* Direction *
Give back a single number, the count of lines containing the word "子项相容".

* Data for this exercise *
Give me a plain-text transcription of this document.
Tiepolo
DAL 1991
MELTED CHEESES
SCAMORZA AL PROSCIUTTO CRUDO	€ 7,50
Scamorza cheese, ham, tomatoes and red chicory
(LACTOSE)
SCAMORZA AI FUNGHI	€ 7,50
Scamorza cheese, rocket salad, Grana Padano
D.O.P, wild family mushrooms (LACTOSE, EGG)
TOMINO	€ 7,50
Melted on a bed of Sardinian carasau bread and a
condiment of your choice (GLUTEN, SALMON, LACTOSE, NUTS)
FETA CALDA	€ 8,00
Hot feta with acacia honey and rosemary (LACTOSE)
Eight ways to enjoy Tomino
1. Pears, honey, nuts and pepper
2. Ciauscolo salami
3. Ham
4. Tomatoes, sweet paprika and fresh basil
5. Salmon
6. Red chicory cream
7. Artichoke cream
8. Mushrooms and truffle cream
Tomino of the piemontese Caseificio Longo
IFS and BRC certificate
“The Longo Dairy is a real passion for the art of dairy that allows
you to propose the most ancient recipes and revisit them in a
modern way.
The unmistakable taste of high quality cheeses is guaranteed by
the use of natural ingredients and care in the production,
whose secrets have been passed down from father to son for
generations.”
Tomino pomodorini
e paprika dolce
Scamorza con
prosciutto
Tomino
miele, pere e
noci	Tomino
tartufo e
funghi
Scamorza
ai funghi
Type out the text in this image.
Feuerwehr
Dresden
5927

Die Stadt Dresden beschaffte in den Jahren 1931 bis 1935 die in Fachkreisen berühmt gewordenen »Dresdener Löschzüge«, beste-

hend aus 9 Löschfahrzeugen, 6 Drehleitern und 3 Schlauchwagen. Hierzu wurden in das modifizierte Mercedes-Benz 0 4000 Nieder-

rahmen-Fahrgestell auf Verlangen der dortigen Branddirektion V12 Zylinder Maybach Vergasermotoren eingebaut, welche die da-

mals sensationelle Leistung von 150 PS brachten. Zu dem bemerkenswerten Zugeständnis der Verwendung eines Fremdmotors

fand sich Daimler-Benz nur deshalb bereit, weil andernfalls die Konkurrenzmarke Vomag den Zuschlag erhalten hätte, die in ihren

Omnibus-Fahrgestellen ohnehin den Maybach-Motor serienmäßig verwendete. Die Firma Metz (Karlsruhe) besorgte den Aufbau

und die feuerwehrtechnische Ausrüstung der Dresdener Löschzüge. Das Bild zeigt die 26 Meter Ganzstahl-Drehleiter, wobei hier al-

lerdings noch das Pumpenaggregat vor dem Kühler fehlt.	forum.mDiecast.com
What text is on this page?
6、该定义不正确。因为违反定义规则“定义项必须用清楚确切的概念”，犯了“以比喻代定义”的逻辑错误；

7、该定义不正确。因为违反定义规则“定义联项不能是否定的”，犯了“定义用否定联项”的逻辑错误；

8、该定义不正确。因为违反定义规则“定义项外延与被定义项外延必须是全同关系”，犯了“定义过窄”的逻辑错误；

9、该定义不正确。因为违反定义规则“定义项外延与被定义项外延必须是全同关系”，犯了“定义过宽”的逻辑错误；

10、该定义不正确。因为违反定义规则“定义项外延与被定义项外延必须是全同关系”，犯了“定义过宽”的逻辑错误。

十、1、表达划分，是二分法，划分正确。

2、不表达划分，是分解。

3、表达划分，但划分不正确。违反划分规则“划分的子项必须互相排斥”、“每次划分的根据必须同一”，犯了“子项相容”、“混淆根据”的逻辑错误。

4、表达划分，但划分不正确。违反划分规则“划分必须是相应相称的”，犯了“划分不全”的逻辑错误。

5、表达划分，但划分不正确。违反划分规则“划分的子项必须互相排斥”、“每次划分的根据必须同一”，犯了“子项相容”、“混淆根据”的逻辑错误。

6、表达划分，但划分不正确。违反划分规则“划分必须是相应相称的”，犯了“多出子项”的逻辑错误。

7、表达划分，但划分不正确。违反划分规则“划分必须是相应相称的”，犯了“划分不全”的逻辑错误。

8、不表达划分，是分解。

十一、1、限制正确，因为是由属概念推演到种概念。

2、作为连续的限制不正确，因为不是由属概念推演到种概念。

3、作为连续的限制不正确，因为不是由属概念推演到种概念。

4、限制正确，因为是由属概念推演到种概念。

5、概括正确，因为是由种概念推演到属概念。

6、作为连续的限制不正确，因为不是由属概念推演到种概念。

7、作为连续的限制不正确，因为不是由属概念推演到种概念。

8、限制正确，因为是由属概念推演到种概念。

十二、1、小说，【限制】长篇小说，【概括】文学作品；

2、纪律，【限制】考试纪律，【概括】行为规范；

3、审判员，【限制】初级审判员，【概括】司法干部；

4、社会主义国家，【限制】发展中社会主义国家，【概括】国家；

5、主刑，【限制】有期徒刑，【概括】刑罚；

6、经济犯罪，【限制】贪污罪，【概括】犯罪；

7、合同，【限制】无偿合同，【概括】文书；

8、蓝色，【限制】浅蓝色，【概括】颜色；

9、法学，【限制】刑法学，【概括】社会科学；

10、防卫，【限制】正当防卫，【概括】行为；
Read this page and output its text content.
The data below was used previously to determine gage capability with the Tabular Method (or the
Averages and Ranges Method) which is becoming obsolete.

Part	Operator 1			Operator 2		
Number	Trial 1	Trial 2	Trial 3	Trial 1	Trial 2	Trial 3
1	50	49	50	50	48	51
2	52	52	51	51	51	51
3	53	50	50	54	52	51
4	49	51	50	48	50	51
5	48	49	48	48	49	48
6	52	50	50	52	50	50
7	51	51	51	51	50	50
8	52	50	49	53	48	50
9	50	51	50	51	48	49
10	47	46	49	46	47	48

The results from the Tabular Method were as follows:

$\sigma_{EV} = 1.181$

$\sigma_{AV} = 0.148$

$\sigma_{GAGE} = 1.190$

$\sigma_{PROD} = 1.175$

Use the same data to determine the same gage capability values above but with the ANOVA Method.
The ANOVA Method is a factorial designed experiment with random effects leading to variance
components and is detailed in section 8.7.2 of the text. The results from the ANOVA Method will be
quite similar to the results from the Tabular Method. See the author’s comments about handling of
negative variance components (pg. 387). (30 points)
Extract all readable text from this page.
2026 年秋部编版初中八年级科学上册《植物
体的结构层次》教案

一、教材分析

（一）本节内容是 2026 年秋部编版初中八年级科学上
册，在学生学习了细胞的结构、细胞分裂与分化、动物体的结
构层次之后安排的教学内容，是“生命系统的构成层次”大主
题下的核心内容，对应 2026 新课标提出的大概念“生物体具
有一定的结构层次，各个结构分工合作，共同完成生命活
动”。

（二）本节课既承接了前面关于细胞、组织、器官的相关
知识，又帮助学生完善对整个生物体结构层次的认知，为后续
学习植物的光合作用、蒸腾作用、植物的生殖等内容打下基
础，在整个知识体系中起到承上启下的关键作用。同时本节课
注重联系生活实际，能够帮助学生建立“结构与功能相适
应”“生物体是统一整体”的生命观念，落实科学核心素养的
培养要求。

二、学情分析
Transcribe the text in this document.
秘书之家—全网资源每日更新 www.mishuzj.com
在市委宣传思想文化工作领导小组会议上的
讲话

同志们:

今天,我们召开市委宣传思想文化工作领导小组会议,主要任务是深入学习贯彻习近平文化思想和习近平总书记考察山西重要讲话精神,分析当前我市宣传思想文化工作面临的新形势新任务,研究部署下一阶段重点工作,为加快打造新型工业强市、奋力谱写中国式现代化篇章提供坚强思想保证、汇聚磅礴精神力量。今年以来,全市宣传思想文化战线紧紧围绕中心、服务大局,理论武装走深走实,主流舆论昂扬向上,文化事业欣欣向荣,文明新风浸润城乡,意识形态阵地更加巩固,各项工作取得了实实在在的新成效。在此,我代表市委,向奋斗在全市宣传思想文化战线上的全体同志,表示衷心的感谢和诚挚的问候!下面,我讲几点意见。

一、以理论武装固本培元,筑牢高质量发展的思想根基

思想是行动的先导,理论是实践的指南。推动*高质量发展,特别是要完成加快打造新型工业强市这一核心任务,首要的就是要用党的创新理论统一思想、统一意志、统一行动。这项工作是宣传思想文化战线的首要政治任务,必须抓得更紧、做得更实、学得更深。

* Task output *
2